**AIM OF THE TASK**. Pull out every line below containing the word "GALAXY".

**RECORDS PROVIDED**.
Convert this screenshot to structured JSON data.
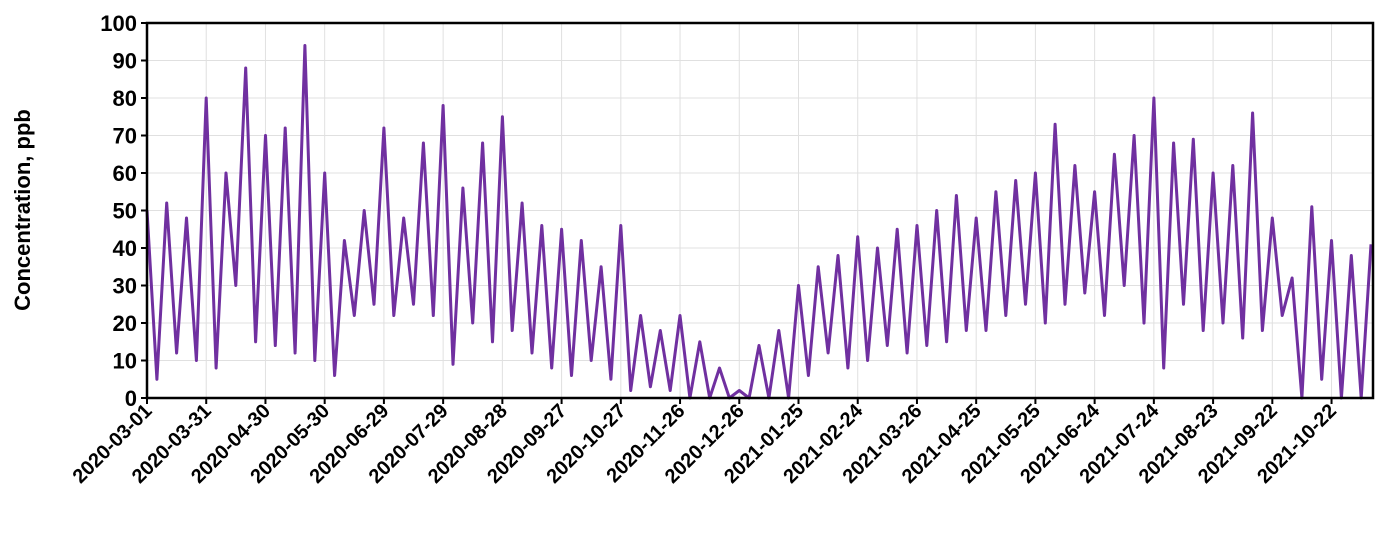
{
  "chart_data": {
    "type": "line",
    "ylabel": "Concentration, ppb",
    "x": [
      "2020-03-01",
      "2020-03-06",
      "2020-03-11",
      "2020-03-16",
      "2020-03-21",
      "2020-03-26",
      "2020-03-31",
      "2020-04-05",
      "2020-04-10",
      "2020-04-15",
      "2020-04-20",
      "2020-04-25",
      "2020-04-30",
      "2020-05-05",
      "2020-05-10",
      "2020-05-15",
      "2020-05-20",
      "2020-05-25",
      "2020-05-30",
      "2020-06-04",
      "2020-06-09",
      "2020-06-14",
      "2020-06-19",
      "2020-06-24",
      "2020-06-29",
      "2020-07-04",
      "2020-07-09",
      "2020-07-14",
      "2020-07-19",
      "2020-07-24",
      "2020-07-29",
      "2020-08-03",
      "2020-08-08",
      "2020-08-13",
      "2020-08-18",
      "2020-08-23",
      "2020-08-28",
      "2020-09-02",
      "2020-09-07",
      "2020-09-12",
      "2020-09-17",
      "2020-09-22",
      "2020-09-27",
      "2020-10-02",
      "2020-10-07",
      "2020-10-12",
      "2020-10-17",
      "2020-10-22",
      "2020-10-27",
      "2020-11-01",
      "2020-11-06",
      "2020-11-11",
      "2020-11-16",
      "2020-11-21",
      "2020-11-26",
      "2020-12-01",
      "2020-12-06",
      "2020-12-11",
      "2020-12-16",
      "2020-12-21",
      "2020-12-26",
      "2020-12-31",
      "2021-01-05",
      "2021-01-10",
      "2021-01-15",
      "2021-01-20",
      "2021-01-25",
      "2021-01-30",
      "2021-02-04",
      "2021-02-09",
      "2021-02-14",
      "2021-02-19",
      "2021-02-24",
      "2021-03-01",
      "2021-03-06",
      "2021-03-11",
      "2021-03-16",
      "2021-03-21",
      "2021-03-26",
      "2021-03-31",
      "2021-04-05",
      "2021-04-10",
      "2021-04-15",
      "2021-04-20",
      "2021-04-25",
      "2021-04-30",
      "2021-05-05",
      "2021-05-10",
      "2021-05-15",
      "2021-05-20",
      "2021-05-25",
      "2021-05-30",
      "2021-06-04",
      "2021-06-09",
      "2021-06-14",
      "2021-06-19",
      "2021-06-24",
      "2021-06-29",
      "2021-07-04",
      "2021-07-09",
      "2021-07-14",
      "2021-07-19",
      "2021-07-24",
      "2021-07-29",
      "2021-08-03",
      "2021-08-08",
      "2021-08-13",
      "2021-08-18",
      "2021-08-23",
      "2021-08-28",
      "2021-09-02",
      "2021-09-07",
      "2021-09-12",
      "2021-09-17",
      "2021-09-22",
      "2021-09-27",
      "2021-10-02",
      "2021-10-07",
      "2021-10-12",
      "2021-10-17",
      "2021-10-22",
      "2021-10-27",
      "2021-11-01",
      "2021-11-06",
      "2021-11-11"
    ],
    "series": [
      {
        "color": "#7030a0",
        "values": [
          50,
          5,
          52,
          12,
          48,
          10,
          80,
          8,
          60,
          30,
          88,
          15,
          70,
          14,
          72,
          12,
          94,
          10,
          60,
          6,
          42,
          22,
          50,
          25,
          72,
          22,
          48,
          25,
          68,
          22,
          78,
          9,
          56,
          20,
          68,
          15,
          75,
          18,
          52,
          12,
          46,
          8,
          45,
          6,
          42,
          10,
          35,
          5,
          46,
          2,
          22,
          3,
          18,
          2,
          22,
          0,
          15,
          0,
          8,
          0,
          2,
          0,
          14,
          0,
          18,
          0,
          30,
          6,
          35,
          12,
          38,
          8,
          43,
          10,
          40,
          14,
          45,
          12,
          46,
          14,
          50,
          15,
          54,
          18,
          48,
          18,
          55,
          22,
          58,
          25,
          60,
          20,
          73,
          25,
          62,
          28,
          55,
          22,
          65,
          30,
          70,
          20,
          80,
          8,
          68,
          25,
          69,
          18,
          60,
          20,
          62,
          16,
          76,
          18,
          48,
          22,
          32,
          0,
          51,
          5,
          42,
          0,
          38,
          0,
          41
        ]
      }
    ],
    "xlim": [
      "2020-03-01",
      "2021-11-12"
    ],
    "xticks": [
      "2020-03-01",
      "2020-03-31",
      "2020-04-30",
      "2020-05-30",
      "2020-06-29",
      "2020-07-29",
      "2020-08-28",
      "2020-09-27",
      "2020-10-27",
      "2020-11-26",
      "2020-12-26",
      "2021-01-25",
      "2021-02-24",
      "2021-03-26",
      "2021-04-25",
      "2021-05-25",
      "2021-06-24",
      "2021-07-24",
      "2021-08-23",
      "2021-09-22",
      "2021-10-22"
    ],
    "ylim": [
      0,
      100
    ],
    "yticks": [
      0,
      10,
      20,
      30,
      40,
      50,
      60,
      70,
      80,
      90,
      100
    ],
    "grid": true
  }
}
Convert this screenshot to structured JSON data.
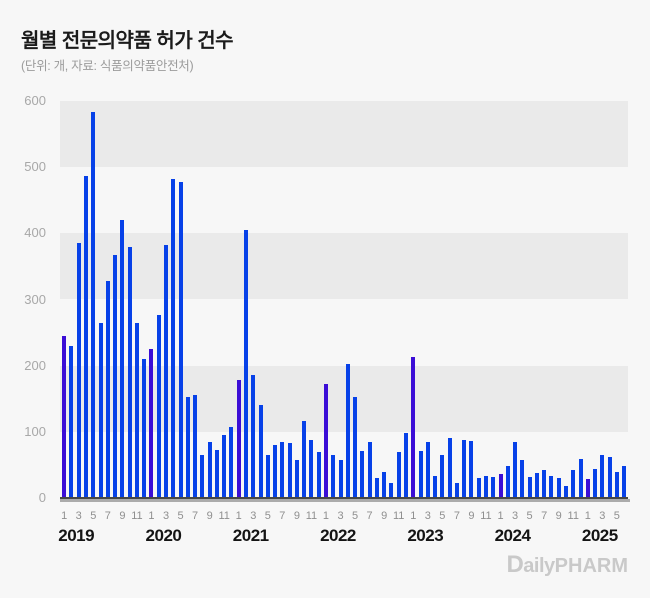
{
  "header": {
    "title": "월별 전문의약품 허가 건수",
    "subtitle": "(단위: 개, 자료: 식품의약품안전처)"
  },
  "logo": {
    "d": "D",
    "aily": "aily",
    "pharm": "PHARM"
  },
  "chart_data": {
    "type": "bar",
    "title": "월별 전문의약품 허가 건수",
    "unit_source_note": "(단위: 개, 자료: 식품의약품안전처)",
    "ylabel": "",
    "xlabel": "",
    "ylim": [
      0,
      600
    ],
    "ytick_labels": [
      "0",
      "100",
      "200",
      "300",
      "400",
      "500",
      "600"
    ],
    "xtick_month_labels": [
      "1",
      "3",
      "5",
      "7",
      "9",
      "11"
    ],
    "grid": "alternating horizontal bands shaded on 100-200, 300-400, 500-600",
    "legend": "none",
    "colors": {
      "bar_blue": "#0741E8",
      "bar_january_purple": "#3B0DD6",
      "band_gray": "#eaeaea",
      "background": "#f7f7f7"
    },
    "series": [
      {
        "year": "2019",
        "values": [
          245,
          230,
          385,
          487,
          583,
          265,
          328,
          368,
          420,
          380,
          265,
          210
        ]
      },
      {
        "year": "2020",
        "values": [
          225,
          277,
          383,
          482,
          478,
          152,
          156,
          65,
          85,
          72,
          95,
          107
        ]
      },
      {
        "year": "2021",
        "values": [
          178,
          405,
          186,
          140,
          65,
          80,
          85,
          83,
          58,
          117,
          87,
          70
        ]
      },
      {
        "year": "2022",
        "values": [
          172,
          65,
          57,
          203,
          152,
          71,
          84,
          30,
          39,
          22,
          70,
          98
        ]
      },
      {
        "year": "2023",
        "values": [
          213,
          71,
          84,
          33,
          65,
          91,
          23,
          88,
          86,
          30,
          34,
          32
        ]
      },
      {
        "year": "2024",
        "values": [
          36,
          48,
          85,
          57,
          31,
          38,
          43,
          33,
          30,
          18,
          42,
          59
        ]
      },
      {
        "year": "2025",
        "values": [
          29,
          44,
          65,
          62,
          40,
          49
        ]
      }
    ]
  }
}
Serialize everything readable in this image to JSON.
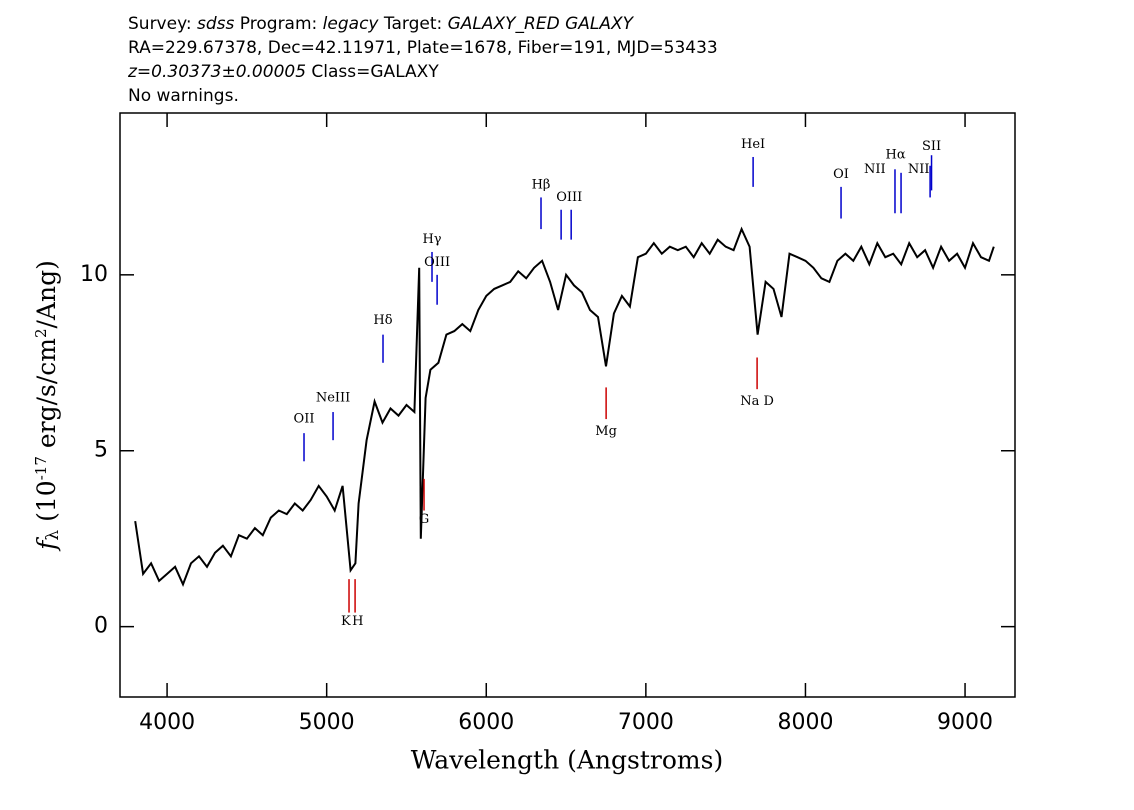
{
  "chart_data": {
    "type": "line",
    "title_lines": [
      [
        {
          "text": "Survey: "
        },
        {
          "text": "sdss",
          "italic": true
        },
        {
          "text": " Program: "
        },
        {
          "text": "legacy",
          "italic": true
        },
        {
          "text": " Target: "
        },
        {
          "text": "GALAXY_RED GALAXY",
          "italic": true
        }
      ],
      [
        {
          "text": "RA=229.67378, Dec=42.11971, Plate=1678, Fiber=191, MJD=53433"
        }
      ],
      [
        {
          "text": "z=0.30373±0.00005",
          "italic": true
        },
        {
          "text": " Class=GALAXY"
        }
      ],
      [
        {
          "text": "No warnings."
        }
      ]
    ],
    "x_label": "Wavelength (Angstroms)",
    "y_label": [
      {
        "text": "f",
        "italic": true
      },
      {
        "text": "λ",
        "shift": "sub"
      },
      {
        "text": " (10"
      },
      {
        "text": "-17",
        "shift": "super"
      },
      {
        "text": " erg/s/cm"
      },
      {
        "text": "2",
        "shift": "super"
      },
      {
        "text": "/Ang)"
      }
    ],
    "xlim": [
      3705,
      9313
    ],
    "ylim": [
      -2,
      14.6
    ],
    "xticks": [
      4000,
      5000,
      6000,
      7000,
      8000,
      9000
    ],
    "yticks": [
      0,
      5,
      10
    ],
    "series": [
      {
        "name": "flux",
        "color": "#000000",
        "x": [
          3800,
          3850,
          3900,
          3950,
          4000,
          4050,
          4100,
          4150,
          4200,
          4250,
          4300,
          4350,
          4400,
          4450,
          4500,
          4550,
          4600,
          4650,
          4700,
          4750,
          4800,
          4850,
          4900,
          4950,
          5000,
          5050,
          5100,
          5150,
          5180,
          5200,
          5250,
          5300,
          5350,
          5400,
          5450,
          5500,
          5550,
          5580,
          5590,
          5620,
          5650,
          5700,
          5750,
          5800,
          5850,
          5900,
          5950,
          6000,
          6050,
          6100,
          6150,
          6200,
          6250,
          6300,
          6350,
          6400,
          6450,
          6500,
          6550,
          6600,
          6650,
          6700,
          6750,
          6800,
          6850,
          6900,
          6950,
          7000,
          7050,
          7100,
          7150,
          7200,
          7250,
          7300,
          7350,
          7400,
          7450,
          7500,
          7550,
          7600,
          7650,
          7700,
          7750,
          7800,
          7850,
          7900,
          7950,
          8000,
          8050,
          8100,
          8150,
          8200,
          8250,
          8300,
          8350,
          8400,
          8450,
          8500,
          8550,
          8600,
          8650,
          8700,
          8750,
          8800,
          8850,
          8900,
          8950,
          9000,
          9050,
          9100,
          9150,
          9180
        ],
        "values": [
          3.0,
          1.5,
          1.8,
          1.3,
          1.5,
          1.7,
          1.2,
          1.8,
          2.0,
          1.7,
          2.1,
          2.3,
          2.0,
          2.6,
          2.5,
          2.8,
          2.6,
          3.1,
          3.3,
          3.2,
          3.5,
          3.3,
          3.6,
          4.0,
          3.7,
          3.3,
          4.0,
          1.6,
          1.8,
          3.5,
          5.3,
          6.4,
          5.8,
          6.2,
          6.0,
          6.3,
          6.1,
          10.2,
          2.5,
          6.5,
          7.3,
          7.5,
          8.3,
          8.4,
          8.6,
          8.4,
          9.0,
          9.4,
          9.6,
          9.7,
          9.8,
          10.1,
          9.9,
          10.2,
          10.4,
          9.8,
          9.0,
          10.0,
          9.7,
          9.5,
          9.0,
          8.8,
          7.4,
          8.9,
          9.4,
          9.1,
          10.5,
          10.6,
          10.9,
          10.6,
          10.8,
          10.7,
          10.8,
          10.5,
          10.9,
          10.6,
          11.0,
          10.8,
          10.7,
          11.3,
          10.8,
          8.3,
          9.8,
          9.6,
          8.8,
          10.6,
          10.5,
          10.4,
          10.2,
          9.9,
          9.8,
          10.4,
          10.6,
          10.4,
          10.8,
          10.3,
          10.9,
          10.5,
          10.6,
          10.3,
          10.9,
          10.5,
          10.7,
          10.2,
          10.8,
          10.4,
          10.6,
          10.2,
          10.9,
          10.5,
          10.4,
          10.8
        ]
      }
    ],
    "line_markers": [
      {
        "label": "OII",
        "x": 4858,
        "y": [
          4.7,
          5.5
        ],
        "label_y": 5.9,
        "color": "#0000cc"
      },
      {
        "label": "NeIII",
        "x": 5040,
        "y": [
          5.3,
          6.1
        ],
        "label_y": 6.5,
        "color": "#0000cc"
      },
      {
        "label": "Hδ",
        "x": 5353,
        "y": [
          7.5,
          8.3
        ],
        "label_y": 8.7,
        "color": "#0000cc"
      },
      {
        "label": "Hγ",
        "x": 5660,
        "y": [
          9.8,
          10.65
        ],
        "label_y": 11.0,
        "color": "#0000cc"
      },
      {
        "label": "OIII",
        "x": 5692,
        "y": [
          9.15,
          10.0
        ],
        "label_y": 10.35,
        "color": "#0000cc"
      },
      {
        "label": "Hβ",
        "x": 6343,
        "y": [
          11.3,
          12.2
        ],
        "label_y": 12.55,
        "color": "#0000cc"
      },
      {
        "label": "OIII",
        "x": 6469,
        "y": [
          11.0,
          11.85
        ],
        "label_y": 12.2,
        "color": "#0000cc",
        "label_x": 6520
      },
      {
        "label": "OIII",
        "x": 6532,
        "y": [
          11.0,
          11.85
        ],
        "color": "#0000cc"
      },
      {
        "label": "HeI",
        "x": 7672,
        "y": [
          12.5,
          13.35
        ],
        "label_y": 13.7,
        "color": "#0000cc"
      },
      {
        "label": "OI",
        "x": 8223,
        "y": [
          11.6,
          12.5
        ],
        "label_y": 12.85,
        "color": "#0000cc"
      },
      {
        "label": "NII",
        "x": 8561,
        "y": [
          11.75,
          13.0
        ],
        "label_y": 13.0,
        "color": "#0000cc",
        "label_x": 8435
      },
      {
        "label": "Hα",
        "x": 8599,
        "y": [
          11.75,
          12.9
        ],
        "label_y": 13.4,
        "color": "#0000cc",
        "label_x": 8565
      },
      {
        "label": "NII",
        "x": 8781,
        "y": [
          12.2,
          13.1
        ],
        "label_y": 13.0,
        "color": "#0000cc",
        "label_x": 8710
      },
      {
        "label": "SII",
        "x": 8790,
        "y": [
          12.4,
          13.4
        ],
        "label_y": 13.65,
        "color": "#0000cc"
      },
      {
        "label": "K",
        "x": 5140,
        "y": [
          0.4,
          1.35
        ],
        "label_y": 0.15,
        "color": "#cc0000",
        "label_x": 5120
      },
      {
        "label": "H",
        "x": 5178,
        "y": [
          0.4,
          1.35
        ],
        "label_y": 0.15,
        "color": "#cc0000",
        "label_x": 5195
      },
      {
        "label": "G",
        "x": 5610,
        "y": [
          3.3,
          4.2
        ],
        "label_y": 3.05,
        "color": "#cc0000"
      },
      {
        "label": "Mg",
        "x": 6751,
        "y": [
          5.9,
          6.8
        ],
        "label_y": 5.55,
        "color": "#cc0000"
      },
      {
        "label": "Na D",
        "x": 7697,
        "y": [
          6.75,
          7.65
        ],
        "label_y": 6.4,
        "color": "#cc0000"
      }
    ]
  }
}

**CORRECT RESPONSE**.
          "text": "GALAXY_RED GALAXY",
          "text": " Class=GALAXY"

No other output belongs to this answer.